====== INPUT DATA

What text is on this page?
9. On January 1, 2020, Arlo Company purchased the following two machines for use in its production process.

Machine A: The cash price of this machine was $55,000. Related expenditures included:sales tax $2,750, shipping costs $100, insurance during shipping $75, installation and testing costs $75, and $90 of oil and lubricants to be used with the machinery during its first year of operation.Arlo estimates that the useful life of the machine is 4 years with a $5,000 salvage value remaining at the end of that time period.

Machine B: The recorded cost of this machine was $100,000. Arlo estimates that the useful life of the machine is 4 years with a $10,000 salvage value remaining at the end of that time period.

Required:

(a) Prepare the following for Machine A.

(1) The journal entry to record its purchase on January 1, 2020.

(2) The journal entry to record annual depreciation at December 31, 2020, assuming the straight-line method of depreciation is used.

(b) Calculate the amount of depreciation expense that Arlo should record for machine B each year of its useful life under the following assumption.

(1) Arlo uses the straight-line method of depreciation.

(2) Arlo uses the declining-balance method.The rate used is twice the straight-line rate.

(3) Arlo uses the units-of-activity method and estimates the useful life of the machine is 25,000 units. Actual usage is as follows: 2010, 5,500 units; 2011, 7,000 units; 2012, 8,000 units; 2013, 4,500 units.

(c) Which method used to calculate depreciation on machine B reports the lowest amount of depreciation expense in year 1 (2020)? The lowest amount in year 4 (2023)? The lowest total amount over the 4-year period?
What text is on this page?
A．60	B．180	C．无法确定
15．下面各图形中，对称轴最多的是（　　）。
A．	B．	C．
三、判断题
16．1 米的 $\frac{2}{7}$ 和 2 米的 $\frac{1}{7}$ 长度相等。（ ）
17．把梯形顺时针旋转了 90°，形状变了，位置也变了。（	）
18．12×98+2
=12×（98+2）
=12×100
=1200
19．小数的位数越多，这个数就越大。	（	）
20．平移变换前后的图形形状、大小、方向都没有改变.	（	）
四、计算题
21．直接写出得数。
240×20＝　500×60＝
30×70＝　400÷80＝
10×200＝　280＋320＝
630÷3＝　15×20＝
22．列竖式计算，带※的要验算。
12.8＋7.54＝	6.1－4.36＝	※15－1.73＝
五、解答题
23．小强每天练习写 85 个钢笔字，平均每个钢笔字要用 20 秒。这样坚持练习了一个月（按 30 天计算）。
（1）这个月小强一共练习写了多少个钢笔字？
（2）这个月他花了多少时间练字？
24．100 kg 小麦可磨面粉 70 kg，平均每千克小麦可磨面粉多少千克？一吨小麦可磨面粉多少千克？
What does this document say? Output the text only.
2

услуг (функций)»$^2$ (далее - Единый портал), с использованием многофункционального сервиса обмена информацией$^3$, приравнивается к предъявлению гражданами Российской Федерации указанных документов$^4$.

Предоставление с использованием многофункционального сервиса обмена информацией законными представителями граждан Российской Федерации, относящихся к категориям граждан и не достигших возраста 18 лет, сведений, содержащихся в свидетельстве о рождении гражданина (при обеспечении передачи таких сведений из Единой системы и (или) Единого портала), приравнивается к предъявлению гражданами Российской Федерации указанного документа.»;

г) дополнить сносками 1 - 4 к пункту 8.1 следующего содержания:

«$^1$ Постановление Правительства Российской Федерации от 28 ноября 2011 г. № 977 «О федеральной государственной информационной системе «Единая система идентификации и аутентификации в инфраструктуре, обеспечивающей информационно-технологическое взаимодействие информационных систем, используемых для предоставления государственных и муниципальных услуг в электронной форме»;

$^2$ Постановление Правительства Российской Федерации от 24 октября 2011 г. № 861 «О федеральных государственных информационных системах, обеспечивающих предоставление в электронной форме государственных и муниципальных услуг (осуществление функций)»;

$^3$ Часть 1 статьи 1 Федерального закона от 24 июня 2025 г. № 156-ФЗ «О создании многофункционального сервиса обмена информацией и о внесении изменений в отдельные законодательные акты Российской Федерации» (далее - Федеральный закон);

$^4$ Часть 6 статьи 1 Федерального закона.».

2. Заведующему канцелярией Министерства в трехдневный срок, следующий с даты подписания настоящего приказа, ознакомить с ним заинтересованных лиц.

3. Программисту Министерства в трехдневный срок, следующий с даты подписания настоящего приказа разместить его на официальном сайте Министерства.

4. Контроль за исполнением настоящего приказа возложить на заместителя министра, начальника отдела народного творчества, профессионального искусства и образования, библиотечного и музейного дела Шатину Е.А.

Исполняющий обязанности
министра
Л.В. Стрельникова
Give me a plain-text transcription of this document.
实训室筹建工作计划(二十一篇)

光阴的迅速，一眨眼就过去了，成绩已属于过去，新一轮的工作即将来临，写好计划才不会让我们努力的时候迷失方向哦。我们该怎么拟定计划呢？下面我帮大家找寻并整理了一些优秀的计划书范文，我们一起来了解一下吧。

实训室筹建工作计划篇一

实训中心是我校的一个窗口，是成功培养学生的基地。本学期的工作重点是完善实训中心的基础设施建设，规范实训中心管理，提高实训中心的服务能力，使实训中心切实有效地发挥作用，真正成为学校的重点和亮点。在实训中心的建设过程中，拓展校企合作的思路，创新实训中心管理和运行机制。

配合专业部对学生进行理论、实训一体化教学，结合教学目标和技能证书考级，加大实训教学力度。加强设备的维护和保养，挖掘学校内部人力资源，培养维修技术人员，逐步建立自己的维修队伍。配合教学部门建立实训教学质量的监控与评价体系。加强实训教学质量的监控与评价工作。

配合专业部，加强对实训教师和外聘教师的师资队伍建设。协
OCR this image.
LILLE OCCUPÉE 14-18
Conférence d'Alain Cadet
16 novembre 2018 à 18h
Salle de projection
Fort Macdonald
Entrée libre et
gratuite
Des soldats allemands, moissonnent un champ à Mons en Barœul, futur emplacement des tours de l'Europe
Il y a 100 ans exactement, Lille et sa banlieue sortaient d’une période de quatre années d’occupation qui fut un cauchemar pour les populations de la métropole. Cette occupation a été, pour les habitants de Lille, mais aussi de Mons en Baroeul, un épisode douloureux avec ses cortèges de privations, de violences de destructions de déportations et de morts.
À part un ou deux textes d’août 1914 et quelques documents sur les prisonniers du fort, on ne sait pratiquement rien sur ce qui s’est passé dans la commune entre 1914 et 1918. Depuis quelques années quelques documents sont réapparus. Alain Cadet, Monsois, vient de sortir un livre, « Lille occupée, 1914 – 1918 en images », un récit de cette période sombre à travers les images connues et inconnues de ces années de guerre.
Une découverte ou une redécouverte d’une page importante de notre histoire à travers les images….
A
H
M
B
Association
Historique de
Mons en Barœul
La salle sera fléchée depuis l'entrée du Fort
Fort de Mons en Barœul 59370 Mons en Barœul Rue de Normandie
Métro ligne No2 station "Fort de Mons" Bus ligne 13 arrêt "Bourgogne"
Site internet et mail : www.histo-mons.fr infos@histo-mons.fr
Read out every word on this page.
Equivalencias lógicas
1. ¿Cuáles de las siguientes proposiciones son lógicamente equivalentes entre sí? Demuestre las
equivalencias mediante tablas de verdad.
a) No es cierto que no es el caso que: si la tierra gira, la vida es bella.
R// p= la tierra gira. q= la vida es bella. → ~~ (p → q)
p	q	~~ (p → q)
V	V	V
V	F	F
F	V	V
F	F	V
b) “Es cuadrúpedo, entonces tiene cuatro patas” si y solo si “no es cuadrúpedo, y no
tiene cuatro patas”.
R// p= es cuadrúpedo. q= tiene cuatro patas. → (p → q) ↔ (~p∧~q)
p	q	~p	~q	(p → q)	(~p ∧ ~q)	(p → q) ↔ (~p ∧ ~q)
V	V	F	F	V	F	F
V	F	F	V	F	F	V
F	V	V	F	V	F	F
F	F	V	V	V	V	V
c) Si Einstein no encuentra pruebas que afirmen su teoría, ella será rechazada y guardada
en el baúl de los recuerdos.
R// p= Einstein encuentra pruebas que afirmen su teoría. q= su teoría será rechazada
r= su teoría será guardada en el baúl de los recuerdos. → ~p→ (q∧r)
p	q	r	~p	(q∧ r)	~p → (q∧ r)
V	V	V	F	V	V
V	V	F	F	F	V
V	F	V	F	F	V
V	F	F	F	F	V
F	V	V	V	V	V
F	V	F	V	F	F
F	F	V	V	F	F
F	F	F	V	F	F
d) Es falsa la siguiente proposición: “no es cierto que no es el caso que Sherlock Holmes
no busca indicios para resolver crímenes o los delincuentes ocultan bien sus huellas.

============

→ **OBJECTIVE**:
Return all lines containing the word "предъявлению".

→ **FINISHED TASK**:
услуг (функций)»$^2$ (далее - Единый портал), с использованием многофункционального сервиса обмена информацией$^3$, приравнивается к предъявлению гражданами Российской Федерации указанных документов$^4$.
Предоставление с использованием многофункционального сервиса обмена информацией законными представителями граждан Российской Федерации, относящихся к категориям граждан и не достигших возраста 18 лет, сведений, содержащихся в свидетельстве о рождении гражданина (при обеспечении передачи таких сведений из Единой системы и (или) Единого портала), приравнивается к предъявлению гражданами Российской Федерации указанного документа.»;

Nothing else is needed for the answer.